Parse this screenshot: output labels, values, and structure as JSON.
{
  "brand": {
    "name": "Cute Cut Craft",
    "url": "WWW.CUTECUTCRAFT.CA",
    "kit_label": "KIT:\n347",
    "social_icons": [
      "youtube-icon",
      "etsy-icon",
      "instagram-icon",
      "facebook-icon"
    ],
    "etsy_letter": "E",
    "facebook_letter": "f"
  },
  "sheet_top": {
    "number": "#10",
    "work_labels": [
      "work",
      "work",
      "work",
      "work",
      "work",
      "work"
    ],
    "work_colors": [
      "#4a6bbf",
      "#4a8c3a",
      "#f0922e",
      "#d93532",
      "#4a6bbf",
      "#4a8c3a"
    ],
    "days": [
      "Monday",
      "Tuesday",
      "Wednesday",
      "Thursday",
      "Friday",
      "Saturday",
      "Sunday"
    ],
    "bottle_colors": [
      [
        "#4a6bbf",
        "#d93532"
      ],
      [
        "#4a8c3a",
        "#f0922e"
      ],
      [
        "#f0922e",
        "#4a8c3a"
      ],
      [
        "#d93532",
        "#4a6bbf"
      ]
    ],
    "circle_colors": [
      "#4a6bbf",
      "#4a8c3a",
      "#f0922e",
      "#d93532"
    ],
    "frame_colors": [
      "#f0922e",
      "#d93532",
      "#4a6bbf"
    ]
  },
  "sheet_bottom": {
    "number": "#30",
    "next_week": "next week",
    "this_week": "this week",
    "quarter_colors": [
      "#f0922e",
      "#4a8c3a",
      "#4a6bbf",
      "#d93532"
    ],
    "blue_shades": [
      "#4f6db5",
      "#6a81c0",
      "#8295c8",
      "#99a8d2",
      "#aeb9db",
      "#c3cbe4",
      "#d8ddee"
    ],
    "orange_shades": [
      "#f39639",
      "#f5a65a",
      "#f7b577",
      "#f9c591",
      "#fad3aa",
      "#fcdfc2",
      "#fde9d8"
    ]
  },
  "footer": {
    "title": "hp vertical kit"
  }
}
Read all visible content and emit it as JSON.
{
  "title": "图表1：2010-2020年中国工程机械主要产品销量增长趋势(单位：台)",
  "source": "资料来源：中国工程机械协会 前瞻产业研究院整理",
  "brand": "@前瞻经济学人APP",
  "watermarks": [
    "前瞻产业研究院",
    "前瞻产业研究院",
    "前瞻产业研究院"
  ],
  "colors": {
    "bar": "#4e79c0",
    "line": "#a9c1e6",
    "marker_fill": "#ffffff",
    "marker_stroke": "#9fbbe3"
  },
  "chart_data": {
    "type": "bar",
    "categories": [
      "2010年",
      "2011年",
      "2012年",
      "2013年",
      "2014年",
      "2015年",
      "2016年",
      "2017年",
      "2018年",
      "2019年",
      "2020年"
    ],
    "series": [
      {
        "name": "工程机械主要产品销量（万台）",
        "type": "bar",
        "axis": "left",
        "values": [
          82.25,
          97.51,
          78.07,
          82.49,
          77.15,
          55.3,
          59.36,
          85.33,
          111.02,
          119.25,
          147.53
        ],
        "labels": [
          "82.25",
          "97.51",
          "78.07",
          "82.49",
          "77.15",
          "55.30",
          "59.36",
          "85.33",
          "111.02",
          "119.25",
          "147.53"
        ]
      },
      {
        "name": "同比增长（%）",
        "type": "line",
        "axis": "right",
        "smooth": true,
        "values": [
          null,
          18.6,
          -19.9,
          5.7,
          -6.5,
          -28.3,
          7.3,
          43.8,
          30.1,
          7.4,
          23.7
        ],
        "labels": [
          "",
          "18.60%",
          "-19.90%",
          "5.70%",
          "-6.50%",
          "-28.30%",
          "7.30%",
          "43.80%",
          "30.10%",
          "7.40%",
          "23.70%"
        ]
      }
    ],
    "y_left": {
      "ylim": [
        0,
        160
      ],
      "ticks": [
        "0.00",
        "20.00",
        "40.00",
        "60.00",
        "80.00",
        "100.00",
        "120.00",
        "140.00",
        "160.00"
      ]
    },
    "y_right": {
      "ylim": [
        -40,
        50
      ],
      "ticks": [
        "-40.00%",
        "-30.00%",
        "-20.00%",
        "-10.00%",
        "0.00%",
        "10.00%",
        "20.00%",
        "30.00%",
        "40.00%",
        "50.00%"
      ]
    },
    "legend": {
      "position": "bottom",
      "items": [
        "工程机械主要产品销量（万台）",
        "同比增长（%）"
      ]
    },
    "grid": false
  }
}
☆ ☆ ☆
## Exercise
Write out every line of the records exactly.

## Complete answer
Parse this screenshot: output labels, values, and structure as JSON.
{
  "brand": {
    "name": "Cute Cut Craft",
    "url": "WWW.CUTECUTCRAFT.CA",
    "kit_label": "KIT:\n347",
    "social_icons": [
      "youtube-icon",
      "etsy-icon",
      "instagram-icon",
      "facebook-icon"
    ],
    "etsy_letter": "E",
    "facebook_letter": "f"
  },
  "sheet_top": {
    "number": "#10",
    "work_labels": [
      "work",
      "work",
      "work",
      "work",
      "work",
      "work"
    ],
    "work_colors": [
      "#4a6bbf",
      "#4a8c3a",
      "#f0922e",
      "#d93532",
      "#4a6bbf",
      "#4a8c3a"
    ],
    "days": [
      "Monday",
      "Tuesday",
      "Wednesday",
      "Thursday",
      "Friday",
      "Saturday",
      "Sunday"
    ],
    "bottle_colors": [
      [
        "#4a6bbf",
        "#d93532"
      ],
      [
        "#4a8c3a",
        "#f0922e"
      ],
      [
        "#f0922e",
        "#4a8c3a"
      ],
      [
        "#d93532",
        "#4a6bbf"
      ]
    ],
    "circle_colors": [
      "#4a6bbf",
      "#4a8c3a",
      "#f0922e",
      "#d93532"
    ],
    "frame_colors": [
      "#f0922e",
      "#d93532",
      "#4a6bbf"
    ]
  },
  "sheet_bottom": {
    "number": "#30",
    "next_week": "next week",
    "this_week": "this week",
    "quarter_colors": [
      "#f0922e",
      "#4a8c3a",
      "#4a6bbf",
      "#d93532"
    ],
    "blue_shades": [
      "#4f6db5",
      "#6a81c0",
      "#8295c8",
      "#99a8d2",
      "#aeb9db",
      "#c3cbe4",
      "#d8ddee"
    ],
    "orange_shades": [
      "#f39639",
      "#f5a65a",
      "#f7b577",
      "#f9c591",
      "#fad3aa",
      "#fcdfc2",
      "#fde9d8"
    ]
  },
  "footer": {
    "title": "hp vertical kit"
  }
}
Read all visible content and emit it as JSON.
{
  "title": "图表1：2010-2020年中国工程机械主要产品销量增长趋势(单位：台)",
  "source": "资料来源：中国工程机械协会 前瞻产业研究院整理",
  "brand": "@前瞻经济学人APP",
  "watermarks": [
    "前瞻产业研究院",
    "前瞻产业研究院",
    "前瞻产业研究院"
  ],
  "colors": {
    "bar": "#4e79c0",
    "line": "#a9c1e6",
    "marker_fill": "#ffffff",
    "marker_stroke": "#9fbbe3"
  },
  "chart_data": {
    "type": "bar",
    "categories": [
      "2010年",
      "2011年",
      "2012年",
      "2013年",
      "2014年",
      "2015年",
      "2016年",
      "2017年",
      "2018年",
      "2019年",
      "2020年"
    ],
    "series": [
      {
        "name": "工程机械主要产品销量（万台）",
        "type": "bar",
        "axis": "left",
        "values": [
          82.25,
          97.51,
          78.07,
          82.49,
          77.15,
          55.3,
          59.36,
          85.33,
          111.02,
          119.25,
          147.53
        ],
        "labels": [
          "82.25",
          "97.51",
          "78.07",
          "82.49",
          "77.15",
          "55.30",
          "59.36",
          "85.33",
          "111.02",
          "119.25",
          "147.53"
        ]
      },
      {
        "name": "同比增长（%）",
        "type": "line",
        "axis": "right",
        "smooth": true,
        "values": [
          null,
          18.6,
          -19.9,
          5.7,
          -6.5,
          -28.3,
          7.3,
          43.8,
          30.1,
          7.4,
          23.7
        ],
        "labels": [
          "",
          "18.60%",
          "-19.90%",
          "5.70%",
          "-6.50%",
          "-28.30%",
          "7.30%",
          "43.80%",
          "30.10%",
          "7.40%",
          "23.70%"
        ]
      }
    ],
    "y_left": {
      "ylim": [
        0,
        160
      ],
      "ticks": [
        "0.00",
        "20.00",
        "40.00",
        "60.00",
        "80.00",
        "100.00",
        "120.00",
        "140.00",
        "160.00"
      ]
    },
    "y_right": {
      "ylim": [
        -40,
        50
      ],
      "ticks": [
        "-40.00%",
        "-30.00%",
        "-20.00%",
        "-10.00%",
        "0.00%",
        "10.00%",
        "20.00%",
        "30.00%",
        "40.00%",
        "50.00%"
      ]
    },
    "legend": {
      "position": "bottom",
      "items": [
        "工程机械主要产品销量（万台）",
        "同比增长（%）"
      ]
    },
    "grid": false
  }
}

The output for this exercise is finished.